**Problem requirements**. Keep the images out and copy every entry below exactly.
>> START
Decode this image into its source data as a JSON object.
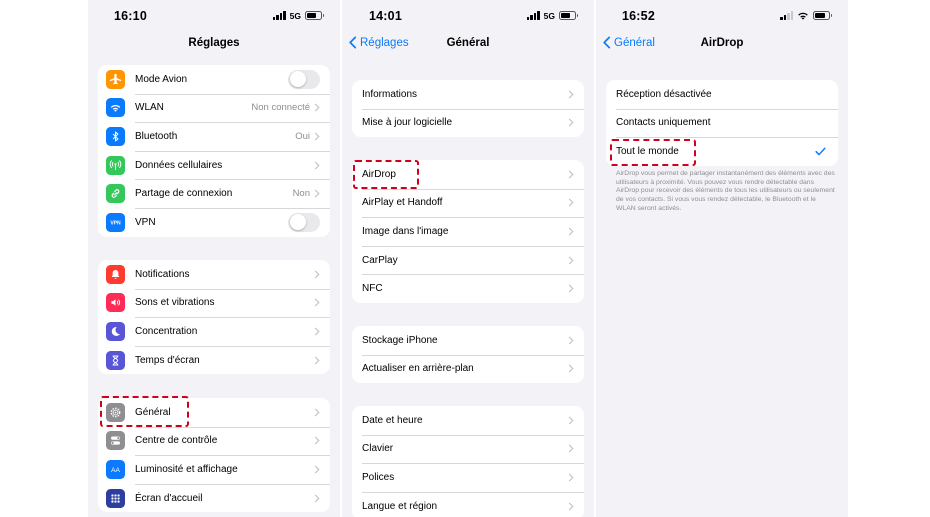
{
  "colors": {
    "accent": "#0a7aff",
    "highlight": "#d0021b",
    "background": "#f2f2f7",
    "secondary_text": "#8e8e93"
  },
  "screen1": {
    "status": {
      "time": "16:10",
      "network": "5G"
    },
    "title": "Réglages",
    "group1": [
      {
        "label": "Mode Avion",
        "icon": "airplane-icon",
        "color": "#ff9500",
        "control": "toggle",
        "toggle_on": false
      },
      {
        "label": "WLAN",
        "icon": "wifi-icon",
        "color": "#0a7aff",
        "value": "Non connecté"
      },
      {
        "label": "Bluetooth",
        "icon": "bluetooth-icon",
        "color": "#0a7aff",
        "value": "Oui"
      },
      {
        "label": "Données cellulaires",
        "icon": "cellular-antenna-icon",
        "color": "#34c759"
      },
      {
        "label": "Partage de connexion",
        "icon": "link-icon",
        "color": "#34c759",
        "value": "Non"
      },
      {
        "label": "VPN",
        "icon": "vpn-icon",
        "color": "#0a7aff",
        "control": "toggle",
        "toggle_on": false
      }
    ],
    "group2": [
      {
        "label": "Notifications",
        "icon": "bell-icon",
        "color": "#ff3b30"
      },
      {
        "label": "Sons et vibrations",
        "icon": "speaker-icon",
        "color": "#ff2d55"
      },
      {
        "label": "Concentration",
        "icon": "moon-icon",
        "color": "#5856d6"
      },
      {
        "label": "Temps d'écran",
        "icon": "hourglass-icon",
        "color": "#5856d6"
      }
    ],
    "group3": [
      {
        "label": "Général",
        "icon": "gear-icon",
        "color": "#8e8e93"
      },
      {
        "label": "Centre de contrôle",
        "icon": "toggles-icon",
        "color": "#8e8e93"
      },
      {
        "label": "Luminosité et affichage",
        "icon": "text-size-icon",
        "color": "#0a7aff"
      },
      {
        "label": "Écran d'accueil",
        "icon": "grid-icon",
        "color": "#2c3e9f"
      }
    ]
  },
  "screen2": {
    "status": {
      "time": "14:01",
      "network": "5G"
    },
    "back_label": "Réglages",
    "title": "Général",
    "group1": [
      {
        "label": "Informations"
      },
      {
        "label": "Mise à jour logicielle"
      }
    ],
    "group2": [
      {
        "label": "AirDrop"
      },
      {
        "label": "AirPlay et Handoff"
      },
      {
        "label": "Image dans l'image"
      },
      {
        "label": "CarPlay"
      },
      {
        "label": "NFC"
      }
    ],
    "group3": [
      {
        "label": "Stockage iPhone"
      },
      {
        "label": "Actualiser en arrière-plan"
      }
    ],
    "group4": [
      {
        "label": "Date et heure"
      },
      {
        "label": "Clavier"
      },
      {
        "label": "Polices"
      },
      {
        "label": "Langue et région"
      }
    ]
  },
  "screen3": {
    "status": {
      "time": "16:52"
    },
    "back_label": "Général",
    "title": "AirDrop",
    "options": [
      {
        "label": "Réception désactivée",
        "selected": false
      },
      {
        "label": "Contacts uniquement",
        "selected": false
      },
      {
        "label": "Tout le monde",
        "selected": true
      }
    ],
    "footnote": "AirDrop vous permet de partager instantanément des éléments avec des utilisateurs à proximité. Vous pouvez vous rendre détectable dans AirDrop pour recevoir des éléments de tous les utilisateurs ou seulement de vos contacts. Si vous vous rendez détectable, le Bluetooth et le WLAN seront activés."
  }
}
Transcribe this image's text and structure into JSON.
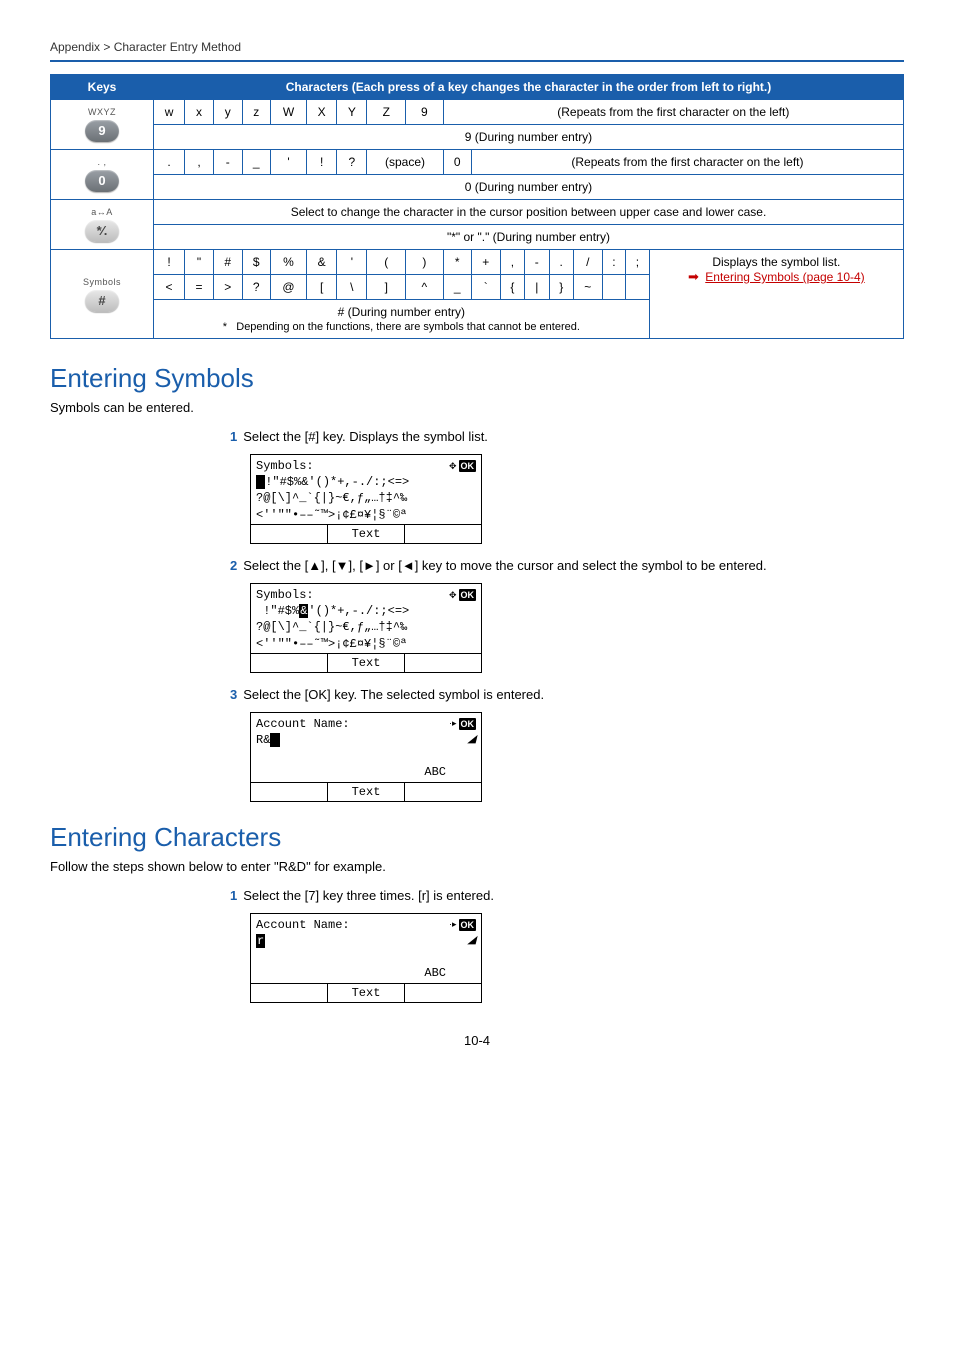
{
  "breadcrumb": "Appendix > Character Entry Method",
  "table": {
    "head_keys": "Keys",
    "head_chars": "Characters (Each press of a key changes the character in the order from left to right.)",
    "row9": {
      "label": "WXYZ",
      "chars": [
        "w",
        "x",
        "y",
        "z",
        "W",
        "X",
        "Y",
        "Z",
        "9"
      ],
      "repeat": "(Repeats from the first character on the left)",
      "note": "9 (During number entry)"
    },
    "row0": {
      "chars": [
        ".",
        ",",
        "-",
        "_",
        "'",
        "!",
        "?",
        "(space)",
        "0"
      ],
      "repeat": "(Repeats from the first character on the left)",
      "note": "0 (During number entry)"
    },
    "rowStar": {
      "note1": "Select to change the character in the cursor position between upper case and lower case.",
      "note2": "\"*\" or \".\" (During number entry)"
    },
    "rowHash": {
      "label": "Symbols",
      "r1": [
        "!",
        "\"",
        "#",
        "$",
        "%",
        "&",
        "'",
        "(",
        ")",
        "*",
        "+",
        ",",
        "-",
        ".",
        "/",
        ":",
        ";"
      ],
      "r2": [
        "<",
        "=",
        ">",
        "?",
        "@",
        "[",
        "\\",
        "]",
        "^",
        "_",
        "`",
        "{",
        "|",
        "}",
        "~",
        "",
        ""
      ],
      "side_text": "Displays the symbol list.",
      "link_text": "Entering Symbols (page 10-4)",
      "note": "# (During number entry)",
      "foot": "Depending on the functions, there are symbols that cannot be entered."
    }
  },
  "sec1": {
    "title": "Entering Symbols",
    "desc": "Symbols can be entered.",
    "step1": "Select the [#] key. Displays the symbol list.",
    "step2_a": "Select the [",
    "step2_b": "], [",
    "step2_c": "], [",
    "step2_d": "] or [",
    "step2_e": "] key to move the cursor and select the symbol to be entered.",
    "step3": "Select the [OK] key. The selected symbol is entered.",
    "lcd_title": "Symbols:",
    "lcd_l1a": "!\"#$%&'()*+,-./:;<=>",
    "lcd_l2": "?@[\\]^_`{|}~€,ƒ„…†‡^‰",
    "lcd_l3": "<''\"\"•––˜™>¡¢£¤¥¦§¨©ª",
    "lcd_tab": "Text",
    "lcd2_l1": " !\"#$%&'()*+,-./:;<=>",
    "acct_title": "Account Name:",
    "acct_val": "R&",
    "acct_mode": "ABC",
    "acct_tab": "Text"
  },
  "sec2": {
    "title": "Entering Characters",
    "desc": "Follow the steps shown below to enter \"R&D\" for example.",
    "step1": "Select the [7] key three times. [r] is entered.",
    "acct_title": "Account Name:",
    "acct_val": "r",
    "acct_mode": "ABC",
    "acct_tab": "Text"
  },
  "page": "10-4"
}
>> END
**In response**.
Decode this image into its source data as a JSON object.
{
  "colors": {
    "accent": "#0a7aff",
    "highlight": "#d0021b",
    "background": "#f2f2f7",
    "secondary_text": "#8e8e93"
  },
  "screen1": {
    "status": {
      "time": "16:10",
      "network": "5G"
    },
    "title": "Réglages",
    "group1": [
      {
        "label": "Mode Avion",
        "icon": "airplane-icon",
        "color": "#ff9500",
        "control": "toggle",
        "toggle_on": false
      },
      {
        "label": "WLAN",
        "icon": "wifi-icon",
        "color": "#0a7aff",
        "value": "Non connecté"
      },
      {
        "label": "Bluetooth",
        "icon": "bluetooth-icon",
        "color": "#0a7aff",
        "value": "Oui"
      },
      {
        "label": "Données cellulaires",
        "icon": "cellular-antenna-icon",
        "color": "#34c759"
      },
      {
        "label": "Partage de connexion",
        "icon": "link-icon",
        "color": "#34c759",
        "value": "Non"
      },
      {
        "label": "VPN",
        "icon": "vpn-icon",
        "color": "#0a7aff",
        "control": "toggle",
        "toggle_on": false
      }
    ],
    "group2": [
      {
        "label": "Notifications",
        "icon": "bell-icon",
        "color": "#ff3b30"
      },
      {
        "label": "Sons et vibrations",
        "icon": "speaker-icon",
        "color": "#ff2d55"
      },
      {
        "label": "Concentration",
        "icon": "moon-icon",
        "color": "#5856d6"
      },
      {
        "label": "Temps d'écran",
        "icon": "hourglass-icon",
        "color": "#5856d6"
      }
    ],
    "group3": [
      {
        "label": "Général",
        "icon": "gear-icon",
        "color": "#8e8e93"
      },
      {
        "label": "Centre de contrôle",
        "icon": "toggles-icon",
        "color": "#8e8e93"
      },
      {
        "label": "Luminosité et affichage",
        "icon": "text-size-icon",
        "color": "#0a7aff"
      },
      {
        "label": "Écran d'accueil",
        "icon": "grid-icon",
        "color": "#2c3e9f"
      }
    ]
  },
  "screen2": {
    "status": {
      "time": "14:01",
      "network": "5G"
    },
    "back_label": "Réglages",
    "title": "Général",
    "group1": [
      {
        "label": "Informations"
      },
      {
        "label": "Mise à jour logicielle"
      }
    ],
    "group2": [
      {
        "label": "AirDrop"
      },
      {
        "label": "AirPlay et Handoff"
      },
      {
        "label": "Image dans l'image"
      },
      {
        "label": "CarPlay"
      },
      {
        "label": "NFC"
      }
    ],
    "group3": [
      {
        "label": "Stockage iPhone"
      },
      {
        "label": "Actualiser en arrière-plan"
      }
    ],
    "group4": [
      {
        "label": "Date et heure"
      },
      {
        "label": "Clavier"
      },
      {
        "label": "Polices"
      },
      {
        "label": "Langue et région"
      }
    ]
  },
  "screen3": {
    "status": {
      "time": "16:52"
    },
    "back_label": "Général",
    "title": "AirDrop",
    "options": [
      {
        "label": "Réception désactivée",
        "selected": false
      },
      {
        "label": "Contacts uniquement",
        "selected": false
      },
      {
        "label": "Tout le monde",
        "selected": true
      }
    ],
    "footnote": "AirDrop vous permet de partager instantanément des éléments avec des utilisateurs à proximité. Vous pouvez vous rendre détectable dans AirDrop pour recevoir des éléments de tous les utilisateurs ou seulement de vos contacts. Si vous vous rendez détectable, le Bluetooth et le WLAN seront activés."
  }
}
Transcribe this image's text and structure into JSON.
{
  "breadcrumb": "Appendix > Character Entry Method",
  "table": {
    "head_keys": "Keys",
    "head_chars": "Characters (Each press of a key changes the character in the order from left to right.)",
    "row9": {
      "label": "WXYZ",
      "chars": [
        "w",
        "x",
        "y",
        "z",
        "W",
        "X",
        "Y",
        "Z",
        "9"
      ],
      "repeat": "(Repeats from the first character on the left)",
      "note": "9 (During number entry)"
    },
    "row0": {
      "chars": [
        ".",
        ",",
        "-",
        "_",
        "'",
        "!",
        "?",
        "(space)",
        "0"
      ],
      "repeat": "(Repeats from the first character on the left)",
      "note": "0 (During number entry)"
    },
    "rowStar": {
      "note1": "Select to change the character in the cursor position between upper case and lower case.",
      "note2": "\"*\" or \".\" (During number entry)"
    },
    "rowHash": {
      "label": "Symbols",
      "r1": [
        "!",
        "\"",
        "#",
        "$",
        "%",
        "&",
        "'",
        "(",
        ")",
        "*",
        "+",
        ",",
        "-",
        ".",
        "/",
        ":",
        ";"
      ],
      "r2": [
        "<",
        "=",
        ">",
        "?",
        "@",
        "[",
        "\\",
        "]",
        "^",
        "_",
        "`",
        "{",
        "|",
        "}",
        "~",
        "",
        ""
      ],
      "side_text": "Displays the symbol list.",
      "link_text": "Entering Symbols (page 10-4)",
      "note": "# (During number entry)",
      "foot": "Depending on the functions, there are symbols that cannot be entered."
    }
  },
  "sec1": {
    "title": "Entering Symbols",
    "desc": "Symbols can be entered.",
    "step1": "Select the [#] key. Displays the symbol list.",
    "step2_a": "Select the [",
    "step2_b": "], [",
    "step2_c": "], [",
    "step2_d": "] or [",
    "step2_e": "] key to move the cursor and select the symbol to be entered.",
    "step3": "Select the [OK] key. The selected symbol is entered.",
    "lcd_title": "Symbols:",
    "lcd_l1a": "!\"#$%&'()*+,-./:;<=>",
    "lcd_l2": "?@[\\]^_`{|}~€,ƒ„…†‡^‰",
    "lcd_l3": "<''\"\"•––˜™>¡¢£¤¥¦§¨©ª",
    "lcd_tab": "Text",
    "lcd2_l1": " !\"#$%&'()*+,-./:;<=>",
    "acct_title": "Account Name:",
    "acct_val": "R&",
    "acct_mode": "ABC",
    "acct_tab": "Text"
  },
  "sec2": {
    "title": "Entering Characters",
    "desc": "Follow the steps shown below to enter \"R&D\" for example.",
    "step1": "Select the [7] key three times. [r] is entered.",
    "acct_title": "Account Name:",
    "acct_val": "r",
    "acct_mode": "ABC",
    "acct_tab": "Text"
  },
  "page": "10-4"
}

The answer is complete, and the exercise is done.